- **Required work**
Collect every line in the records below that contains the word "superiore".

- **Entries from a dataset**
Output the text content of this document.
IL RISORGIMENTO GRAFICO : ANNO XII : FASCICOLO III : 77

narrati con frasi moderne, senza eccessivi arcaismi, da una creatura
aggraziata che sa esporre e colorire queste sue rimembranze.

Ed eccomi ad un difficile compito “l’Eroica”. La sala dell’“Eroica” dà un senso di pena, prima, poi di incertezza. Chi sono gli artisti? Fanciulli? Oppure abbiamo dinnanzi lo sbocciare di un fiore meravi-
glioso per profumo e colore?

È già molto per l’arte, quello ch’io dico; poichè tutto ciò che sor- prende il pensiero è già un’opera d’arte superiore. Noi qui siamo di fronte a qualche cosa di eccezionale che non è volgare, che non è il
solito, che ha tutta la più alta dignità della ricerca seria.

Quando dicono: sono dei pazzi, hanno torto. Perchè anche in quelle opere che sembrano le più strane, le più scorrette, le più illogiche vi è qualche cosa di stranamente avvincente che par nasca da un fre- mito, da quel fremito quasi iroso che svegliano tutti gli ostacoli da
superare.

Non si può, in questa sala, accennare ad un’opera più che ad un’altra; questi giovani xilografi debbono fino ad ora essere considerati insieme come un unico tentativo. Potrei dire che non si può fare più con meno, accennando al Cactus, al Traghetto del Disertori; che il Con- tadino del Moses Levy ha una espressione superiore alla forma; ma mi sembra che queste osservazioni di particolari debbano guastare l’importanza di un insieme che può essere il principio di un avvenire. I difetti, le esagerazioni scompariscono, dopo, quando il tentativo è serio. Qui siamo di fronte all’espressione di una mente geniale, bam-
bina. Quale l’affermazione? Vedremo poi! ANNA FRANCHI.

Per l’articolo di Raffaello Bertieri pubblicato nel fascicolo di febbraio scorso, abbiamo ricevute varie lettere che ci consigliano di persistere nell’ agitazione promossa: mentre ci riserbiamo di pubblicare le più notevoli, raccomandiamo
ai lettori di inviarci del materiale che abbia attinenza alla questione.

- **Result of this task**
È già molto per l’arte, quello ch’io dico; poichè tutto ciò che sor- prende il pensiero è già un’opera d’arte superiore. Noi qui siamo di fronte a qualche cosa di eccezionale che non è volgare, che non è il
Non si può, in questa sala, accennare ad un’opera più che ad un’altra; questi giovani xilografi debbono fino ad ora essere considerati insieme come un unico tentativo. Potrei dire che non si può fare più con meno, accennando al Cactus, al Traghetto del Disertori; che il Con- tadino del Moses Levy ha una espressione superiore alla forma; ma mi sembra che queste osservazioni di particolari debbano guastare l’importanza di un insieme che può essere il principio di un avvenire. I difetti, le esagerazioni scompariscono, dopo, quando il tentativo è serio. Qui siamo di fronte all’espressione di una mente geniale, bam-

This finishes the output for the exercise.